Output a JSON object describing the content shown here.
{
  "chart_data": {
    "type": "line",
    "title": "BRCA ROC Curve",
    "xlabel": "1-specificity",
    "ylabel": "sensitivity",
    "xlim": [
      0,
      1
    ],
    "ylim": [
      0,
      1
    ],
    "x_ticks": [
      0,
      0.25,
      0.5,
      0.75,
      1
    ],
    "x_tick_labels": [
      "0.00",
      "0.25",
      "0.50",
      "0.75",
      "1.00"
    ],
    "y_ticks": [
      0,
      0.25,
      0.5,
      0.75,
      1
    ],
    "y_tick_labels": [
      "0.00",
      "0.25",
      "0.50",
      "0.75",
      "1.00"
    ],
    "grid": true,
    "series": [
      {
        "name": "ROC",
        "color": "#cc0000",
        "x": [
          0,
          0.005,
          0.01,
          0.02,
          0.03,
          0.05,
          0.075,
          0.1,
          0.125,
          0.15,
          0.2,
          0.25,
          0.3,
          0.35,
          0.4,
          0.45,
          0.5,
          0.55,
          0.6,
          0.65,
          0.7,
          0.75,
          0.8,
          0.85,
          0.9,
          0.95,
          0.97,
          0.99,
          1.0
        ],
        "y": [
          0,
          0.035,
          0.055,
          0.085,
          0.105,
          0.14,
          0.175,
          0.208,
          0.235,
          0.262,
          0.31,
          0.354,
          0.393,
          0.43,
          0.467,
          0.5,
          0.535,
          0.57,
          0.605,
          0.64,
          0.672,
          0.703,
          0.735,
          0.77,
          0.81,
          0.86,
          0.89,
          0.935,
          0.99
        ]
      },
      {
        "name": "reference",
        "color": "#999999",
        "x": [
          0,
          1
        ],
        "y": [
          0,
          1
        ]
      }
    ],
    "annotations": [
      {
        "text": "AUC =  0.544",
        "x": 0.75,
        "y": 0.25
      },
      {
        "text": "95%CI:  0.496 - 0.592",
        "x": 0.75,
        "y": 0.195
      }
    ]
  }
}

_ _ _ _

» WHAT TO PRODUCE:
Repeat every record, exactly as written.

» ANSWER TO THE TASK:
Output a JSON object describing the content shown here.
{
  "chart_data": {
    "type": "line",
    "title": "BRCA ROC Curve",
    "xlabel": "1-specificity",
    "ylabel": "sensitivity",
    "xlim": [
      0,
      1
    ],
    "ylim": [
      0,
      1
    ],
    "x_ticks": [
      0,
      0.25,
      0.5,
      0.75,
      1
    ],
    "x_tick_labels": [
      "0.00",
      "0.25",
      "0.50",
      "0.75",
      "1.00"
    ],
    "y_ticks": [
      0,
      0.25,
      0.5,
      0.75,
      1
    ],
    "y_tick_labels": [
      "0.00",
      "0.25",
      "0.50",
      "0.75",
      "1.00"
    ],
    "grid": true,
    "series": [
      {
        "name": "ROC",
        "color": "#cc0000",
        "x": [
          0,
          0.005,
          0.01,
          0.02,
          0.03,
          0.05,
          0.075,
          0.1,
          0.125,
          0.15,
          0.2,
          0.25,
          0.3,
          0.35,
          0.4,
          0.45,
          0.5,
          0.55,
          0.6,
          0.65,
          0.7,
          0.75,
          0.8,
          0.85,
          0.9,
          0.95,
          0.97,
          0.99,
          1.0
        ],
        "y": [
          0,
          0.035,
          0.055,
          0.085,
          0.105,
          0.14,
          0.175,
          0.208,
          0.235,
          0.262,
          0.31,
          0.354,
          0.393,
          0.43,
          0.467,
          0.5,
          0.535,
          0.57,
          0.605,
          0.64,
          0.672,
          0.703,
          0.735,
          0.77,
          0.81,
          0.86,
          0.89,
          0.935,
          0.99
        ]
      },
      {
        "name": "reference",
        "color": "#999999",
        "x": [
          0,
          1
        ],
        "y": [
          0,
          1
        ]
      }
    ],
    "annotations": [
      {
        "text": "AUC =  0.544",
        "x": 0.75,
        "y": 0.25
      },
      {
        "text": "95%CI:  0.496 - 0.592",
        "x": 0.75,
        "y": 0.195
      }
    ]
  }
}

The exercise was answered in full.